Vienna 1970 (MMachine MM-00-01/02)

Disc 1:  Were Gonna Groove, I Cant Quit You, Dazed & Confused, Heartbreaker, White Summer/Black Mountainside.

Disc 2:  Since I've Been Loving You, Organ Solo, Thank You, Moby Dick, How Many More Times.

MMachine is a budget label that has released the most complete tape source for the March 9, 1970 show in  Vienna. All that is missing is the encore. Although the tape is distant and muddy, it is enjoyable. This show occurred two days after the Montreux show, and there are similarities.  This show cant match the excitement of that one, however. Jimmy Page has problems with his equipment in Dazed, and blames the road manager for it. Also, How Many More Times lacks spark. This title is recommended for completists only. (Gerard Sparaco).

High Flyin' Zep Electric Magic
Vienna, Austria, 9 March 1970.

Information given |

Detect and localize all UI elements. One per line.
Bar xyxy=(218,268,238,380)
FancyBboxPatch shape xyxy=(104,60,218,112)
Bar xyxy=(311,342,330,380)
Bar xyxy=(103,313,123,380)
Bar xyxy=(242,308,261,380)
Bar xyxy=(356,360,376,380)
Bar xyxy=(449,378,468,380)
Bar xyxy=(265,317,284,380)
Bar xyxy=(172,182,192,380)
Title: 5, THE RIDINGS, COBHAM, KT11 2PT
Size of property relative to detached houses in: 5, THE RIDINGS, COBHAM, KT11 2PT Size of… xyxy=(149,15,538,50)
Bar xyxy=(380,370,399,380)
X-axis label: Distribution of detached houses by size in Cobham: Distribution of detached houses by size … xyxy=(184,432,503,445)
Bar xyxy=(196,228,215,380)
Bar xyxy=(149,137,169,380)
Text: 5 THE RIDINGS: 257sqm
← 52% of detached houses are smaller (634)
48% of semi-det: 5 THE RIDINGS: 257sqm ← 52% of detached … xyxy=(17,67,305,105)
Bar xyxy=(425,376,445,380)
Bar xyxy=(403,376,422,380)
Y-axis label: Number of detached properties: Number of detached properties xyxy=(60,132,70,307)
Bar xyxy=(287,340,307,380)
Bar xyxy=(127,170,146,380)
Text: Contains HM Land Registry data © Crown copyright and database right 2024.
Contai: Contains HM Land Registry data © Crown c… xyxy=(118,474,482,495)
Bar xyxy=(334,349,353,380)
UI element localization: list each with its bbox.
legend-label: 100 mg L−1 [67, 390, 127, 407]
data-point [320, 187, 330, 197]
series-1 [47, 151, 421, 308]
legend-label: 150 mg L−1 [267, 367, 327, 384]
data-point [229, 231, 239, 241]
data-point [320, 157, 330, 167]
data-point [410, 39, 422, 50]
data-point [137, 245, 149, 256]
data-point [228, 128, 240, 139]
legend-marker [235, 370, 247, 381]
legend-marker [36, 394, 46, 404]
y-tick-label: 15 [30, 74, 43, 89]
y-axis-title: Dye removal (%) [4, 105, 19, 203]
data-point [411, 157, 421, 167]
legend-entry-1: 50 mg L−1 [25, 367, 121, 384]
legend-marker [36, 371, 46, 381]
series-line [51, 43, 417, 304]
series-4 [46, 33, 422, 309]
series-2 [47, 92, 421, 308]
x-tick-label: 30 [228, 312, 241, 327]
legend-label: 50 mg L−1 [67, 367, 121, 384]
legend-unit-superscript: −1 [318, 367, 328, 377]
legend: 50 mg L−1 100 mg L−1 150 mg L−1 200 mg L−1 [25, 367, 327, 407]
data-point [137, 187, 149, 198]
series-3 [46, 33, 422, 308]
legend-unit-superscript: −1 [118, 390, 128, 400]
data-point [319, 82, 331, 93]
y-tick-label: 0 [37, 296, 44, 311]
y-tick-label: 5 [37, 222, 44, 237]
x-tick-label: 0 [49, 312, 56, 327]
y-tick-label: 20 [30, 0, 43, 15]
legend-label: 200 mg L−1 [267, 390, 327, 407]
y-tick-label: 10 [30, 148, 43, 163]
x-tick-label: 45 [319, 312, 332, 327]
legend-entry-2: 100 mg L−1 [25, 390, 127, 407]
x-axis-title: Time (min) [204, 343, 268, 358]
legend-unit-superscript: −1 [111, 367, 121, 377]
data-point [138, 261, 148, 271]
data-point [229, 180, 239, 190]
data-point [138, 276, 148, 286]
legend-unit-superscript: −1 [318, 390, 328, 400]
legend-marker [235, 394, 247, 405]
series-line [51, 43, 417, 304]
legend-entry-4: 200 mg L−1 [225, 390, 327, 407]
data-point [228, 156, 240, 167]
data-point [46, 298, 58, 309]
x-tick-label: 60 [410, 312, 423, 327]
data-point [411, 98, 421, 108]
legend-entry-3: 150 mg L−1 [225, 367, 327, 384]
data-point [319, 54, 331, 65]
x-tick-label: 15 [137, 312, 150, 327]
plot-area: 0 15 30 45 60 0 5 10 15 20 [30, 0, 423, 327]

Goal |
Return the passage of the Vienna 1970 review between "MMachine is a" and "9 March 1970.", inclusive, copied word for word. The records come from a separate source and have no connection to the Vienna 1970 review.

Right answer |
MMachine is a budget label that has released the most complete tape source for the March 9, 1970 show in  Vienna. All that is missing is the encore. Although the tape is distant and muddy, it is enjoyable. This show occurred two days after the Montreux show, and there are similarities.  This show cant match the excitement of that one, however. Jimmy Page has problems with his equipment in Dazed, and blames the road manager for it. Also, How Many More Times lacks spark. This title is recommended for completists only. (Gerard Sparaco).

High Flyin' Zep Electric Magic
Vienna, Austria, 9 March 1970.